Entries with figure data
***
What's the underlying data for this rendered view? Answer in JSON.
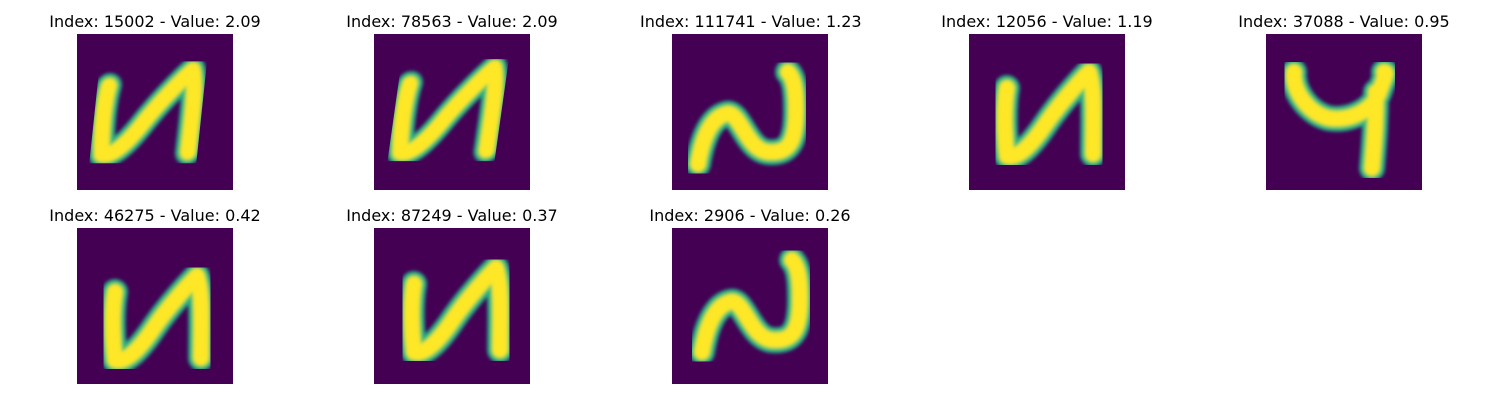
{
  "colors": {
    "background": "#440154",
    "stroke_core": "#fde725",
    "stroke_edge": "#21a685",
    "stroke_mid": "#5ec962"
  },
  "panels": [
    {
      "title": "Index: 15002 - Value: 2.09",
      "glyph": "u-hook"
    },
    {
      "title": "Index: 78563 - Value: 2.09",
      "glyph": "u-hook"
    },
    {
      "title": "Index: 111741 - Value: 1.23",
      "glyph": "n-wave"
    },
    {
      "title": "Index: 12056 - Value: 1.19",
      "glyph": "u-hook"
    },
    {
      "title": "Index: 37088 - Value: 0.95",
      "glyph": "y-hook"
    },
    {
      "title": "Index: 46275 - Value: 0.42",
      "glyph": "u-hook"
    },
    {
      "title": "Index: 87249 - Value: 0.37",
      "glyph": "u-hook"
    },
    {
      "title": "Index: 2906 - Value: 0.26",
      "glyph": "n-wave"
    }
  ]
}
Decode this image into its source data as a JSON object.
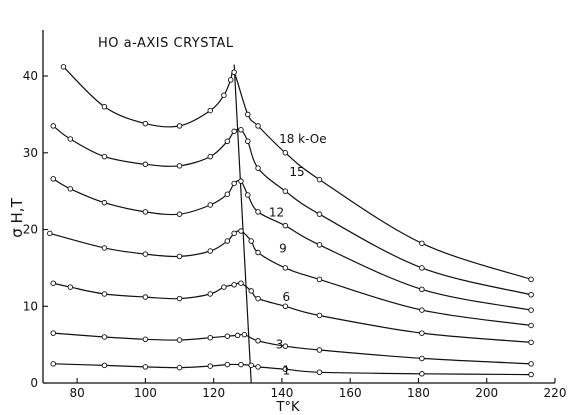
{
  "chart_data": {
    "type": "line",
    "title": "HO a-AXIS CRYSTAL",
    "xlabel": "T°K",
    "ylabel": "σ H,T",
    "xlim": [
      70,
      220
    ],
    "ylim": [
      0,
      46
    ],
    "x_ticks": [
      80,
      100,
      120,
      140,
      160,
      180,
      200,
      220
    ],
    "y_ticks": [
      0,
      10,
      20,
      30,
      40
    ],
    "grid": false,
    "legend": "none",
    "series": [
      {
        "name": "18 k-Oe",
        "label_at": [
          138,
          31.8
        ],
        "points": [
          [
            76,
            41.2
          ],
          [
            88,
            36
          ],
          [
            100,
            33.8
          ],
          [
            110,
            33.5
          ],
          [
            119,
            35.5
          ],
          [
            123,
            37.5
          ],
          [
            125,
            39.5
          ],
          [
            126,
            40.5
          ],
          [
            130,
            35
          ],
          [
            133,
            33.5
          ],
          [
            141,
            30
          ],
          [
            151,
            26.5
          ],
          [
            181,
            18.2
          ],
          [
            213,
            13.5
          ]
        ]
      },
      {
        "name": "15",
        "label_at": [
          141,
          27.5
        ],
        "points": [
          [
            73,
            33.5
          ],
          [
            78,
            31.8
          ],
          [
            88,
            29.5
          ],
          [
            100,
            28.5
          ],
          [
            110,
            28.3
          ],
          [
            119,
            29.5
          ],
          [
            124,
            31.5
          ],
          [
            126,
            32.8
          ],
          [
            128,
            33
          ],
          [
            130,
            31.5
          ],
          [
            133,
            28
          ],
          [
            141,
            25
          ],
          [
            151,
            22
          ],
          [
            181,
            15
          ],
          [
            213,
            11.5
          ]
        ]
      },
      {
        "name": "12",
        "label_at": [
          135,
          22.2
        ],
        "points": [
          [
            73,
            26.6
          ],
          [
            78,
            25.3
          ],
          [
            88,
            23.5
          ],
          [
            100,
            22.3
          ],
          [
            110,
            22
          ],
          [
            119,
            23.2
          ],
          [
            124,
            24.6
          ],
          [
            126,
            26
          ],
          [
            128,
            26.3
          ],
          [
            130,
            24.5
          ],
          [
            133,
            22.3
          ],
          [
            141,
            20.5
          ],
          [
            151,
            18
          ],
          [
            181,
            12.2
          ],
          [
            213,
            9.5
          ]
        ]
      },
      {
        "name": "9",
        "label_at": [
          138,
          17.5
        ],
        "points": [
          [
            72,
            19.5
          ],
          [
            88,
            17.6
          ],
          [
            100,
            16.8
          ],
          [
            110,
            16.5
          ],
          [
            119,
            17.2
          ],
          [
            124,
            18.5
          ],
          [
            126,
            19.5
          ],
          [
            128,
            19.8
          ],
          [
            131,
            18.5
          ],
          [
            133,
            17
          ],
          [
            141,
            15
          ],
          [
            151,
            13.5
          ],
          [
            181,
            9.5
          ],
          [
            213,
            7.5
          ]
        ]
      },
      {
        "name": "6",
        "label_at": [
          139,
          11.2
        ],
        "points": [
          [
            73,
            13
          ],
          [
            78,
            12.5
          ],
          [
            88,
            11.6
          ],
          [
            100,
            11.2
          ],
          [
            110,
            11
          ],
          [
            119,
            11.6
          ],
          [
            123,
            12.5
          ],
          [
            126,
            12.8
          ],
          [
            128,
            13
          ],
          [
            131,
            12
          ],
          [
            133,
            11
          ],
          [
            141,
            10
          ],
          [
            151,
            8.8
          ],
          [
            181,
            6.5
          ],
          [
            213,
            5.3
          ]
        ]
      },
      {
        "name": "3",
        "label_at": [
          137,
          5
        ],
        "points": [
          [
            73,
            6.5
          ],
          [
            88,
            6
          ],
          [
            100,
            5.7
          ],
          [
            110,
            5.6
          ],
          [
            119,
            5.9
          ],
          [
            124,
            6.1
          ],
          [
            127,
            6.2
          ],
          [
            129,
            6.3
          ],
          [
            133,
            5.5
          ],
          [
            141,
            4.8
          ],
          [
            151,
            4.3
          ],
          [
            181,
            3.2
          ],
          [
            213,
            2.5
          ]
        ]
      },
      {
        "name": "1",
        "label_at": [
          139,
          1.6
        ],
        "points": [
          [
            73,
            2.5
          ],
          [
            88,
            2.3
          ],
          [
            100,
            2.1
          ],
          [
            110,
            2
          ],
          [
            119,
            2.2
          ],
          [
            124,
            2.4
          ],
          [
            128,
            2.4
          ],
          [
            131,
            2.3
          ],
          [
            133,
            2.1
          ],
          [
            141,
            1.8
          ],
          [
            151,
            1.4
          ],
          [
            181,
            1.2
          ],
          [
            213,
            1.1
          ]
        ]
      }
    ],
    "peak_line": [
      [
        126,
        41.5
      ],
      [
        131,
        0
      ]
    ]
  }
}
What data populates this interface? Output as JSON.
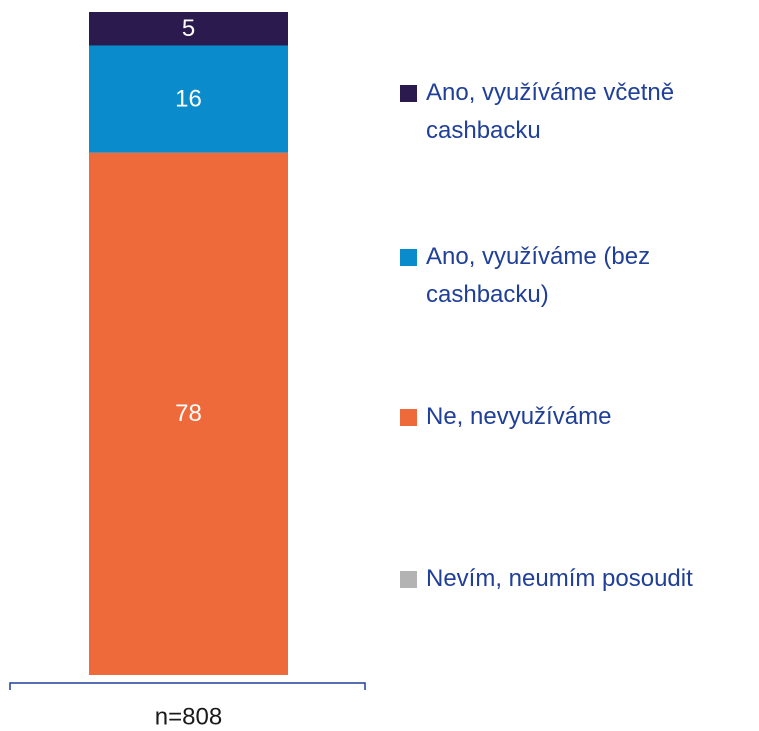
***
DIRECTIONS FOR THIS TASK - Above are records with pictures; repeat the records exactly and leave the pictures out.

COMPLETE RESPONSE -
What's the underlying data for this rendered view? Answer in JSON.
{
  "colors": {
    "background": "#440154",
    "stroke_core": "#fde725",
    "stroke_edge": "#21a685",
    "stroke_mid": "#5ec962"
  },
  "panels": [
    {
      "title": "Index: 15002 - Value: 2.09",
      "glyph": "u-hook"
    },
    {
      "title": "Index: 78563 - Value: 2.09",
      "glyph": "u-hook"
    },
    {
      "title": "Index: 111741 - Value: 1.23",
      "glyph": "n-wave"
    },
    {
      "title": "Index: 12056 - Value: 1.19",
      "glyph": "u-hook"
    },
    {
      "title": "Index: 37088 - Value: 0.95",
      "glyph": "y-hook"
    },
    {
      "title": "Index: 46275 - Value: 0.42",
      "glyph": "u-hook"
    },
    {
      "title": "Index: 87249 - Value: 0.37",
      "glyph": "u-hook"
    },
    {
      "title": "Index: 2906 - Value: 0.26",
      "glyph": "n-wave"
    }
  ]
}
Decode this image into its source data as a JSON object.
{
  "chart_data": {
    "type": "line",
    "title": "HO a-AXIS CRYSTAL",
    "xlabel": "T°K",
    "ylabel": "σ H,T",
    "xlim": [
      70,
      220
    ],
    "ylim": [
      0,
      46
    ],
    "x_ticks": [
      80,
      100,
      120,
      140,
      160,
      180,
      200,
      220
    ],
    "y_ticks": [
      0,
      10,
      20,
      30,
      40
    ],
    "grid": false,
    "legend": "none",
    "series": [
      {
        "name": "18 k-Oe",
        "label_at": [
          138,
          31.8
        ],
        "points": [
          [
            76,
            41.2
          ],
          [
            88,
            36
          ],
          [
            100,
            33.8
          ],
          [
            110,
            33.5
          ],
          [
            119,
            35.5
          ],
          [
            123,
            37.5
          ],
          [
            125,
            39.5
          ],
          [
            126,
            40.5
          ],
          [
            130,
            35
          ],
          [
            133,
            33.5
          ],
          [
            141,
            30
          ],
          [
            151,
            26.5
          ],
          [
            181,
            18.2
          ],
          [
            213,
            13.5
          ]
        ]
      },
      {
        "name": "15",
        "label_at": [
          141,
          27.5
        ],
        "points": [
          [
            73,
            33.5
          ],
          [
            78,
            31.8
          ],
          [
            88,
            29.5
          ],
          [
            100,
            28.5
          ],
          [
            110,
            28.3
          ],
          [
            119,
            29.5
          ],
          [
            124,
            31.5
          ],
          [
            126,
            32.8
          ],
          [
            128,
            33
          ],
          [
            130,
            31.5
          ],
          [
            133,
            28
          ],
          [
            141,
            25
          ],
          [
            151,
            22
          ],
          [
            181,
            15
          ],
          [
            213,
            11.5
          ]
        ]
      },
      {
        "name": "12",
        "label_at": [
          135,
          22.2
        ],
        "points": [
          [
            73,
            26.6
          ],
          [
            78,
            25.3
          ],
          [
            88,
            23.5
          ],
          [
            100,
            22.3
          ],
          [
            110,
            22
          ],
          [
            119,
            23.2
          ],
          [
            124,
            24.6
          ],
          [
            126,
            26
          ],
          [
            128,
            26.3
          ],
          [
            130,
            24.5
          ],
          [
            133,
            22.3
          ],
          [
            141,
            20.5
          ],
          [
            151,
            18
          ],
          [
            181,
            12.2
          ],
          [
            213,
            9.5
          ]
        ]
      },
      {
        "name": "9",
        "label_at": [
          138,
          17.5
        ],
        "points": [
          [
            72,
            19.5
          ],
          [
            88,
            17.6
          ],
          [
            100,
            16.8
          ],
          [
            110,
            16.5
          ],
          [
            119,
            17.2
          ],
          [
            124,
            18.5
          ],
          [
            126,
            19.5
          ],
          [
            128,
            19.8
          ],
          [
            131,
            18.5
          ],
          [
            133,
            17
          ],
          [
            141,
            15
          ],
          [
            151,
            13.5
          ],
          [
            181,
            9.5
          ],
          [
            213,
            7.5
          ]
        ]
      },
      {
        "name": "6",
        "label_at": [
          139,
          11.2
        ],
        "points": [
          [
            73,
            13
          ],
          [
            78,
            12.5
          ],
          [
            88,
            11.6
          ],
          [
            100,
            11.2
          ],
          [
            110,
            11
          ],
          [
            119,
            11.6
          ],
          [
            123,
            12.5
          ],
          [
            126,
            12.8
          ],
          [
            128,
            13
          ],
          [
            131,
            12
          ],
          [
            133,
            11
          ],
          [
            141,
            10
          ],
          [
            151,
            8.8
          ],
          [
            181,
            6.5
          ],
          [
            213,
            5.3
          ]
        ]
      },
      {
        "name": "3",
        "label_at": [
          137,
          5
        ],
        "points": [
          [
            73,
            6.5
          ],
          [
            88,
            6
          ],
          [
            100,
            5.7
          ],
          [
            110,
            5.6
          ],
          [
            119,
            5.9
          ],
          [
            124,
            6.1
          ],
          [
            127,
            6.2
          ],
          [
            129,
            6.3
          ],
          [
            133,
            5.5
          ],
          [
            141,
            4.8
          ],
          [
            151,
            4.3
          ],
          [
            181,
            3.2
          ],
          [
            213,
            2.5
          ]
        ]
      },
      {
        "name": "1",
        "label_at": [
          139,
          1.6
        ],
        "points": [
          [
            73,
            2.5
          ],
          [
            88,
            2.3
          ],
          [
            100,
            2.1
          ],
          [
            110,
            2
          ],
          [
            119,
            2.2
          ],
          [
            124,
            2.4
          ],
          [
            128,
            2.4
          ],
          [
            131,
            2.3
          ],
          [
            133,
            2.1
          ],
          [
            141,
            1.8
          ],
          [
            151,
            1.4
          ],
          [
            181,
            1.2
          ],
          [
            213,
            1.1
          ]
        ]
      }
    ],
    "peak_line": [
      [
        126,
        41.5
      ],
      [
        131,
        0
      ]
    ]
  }
}
What data populates this interface? Output as JSON.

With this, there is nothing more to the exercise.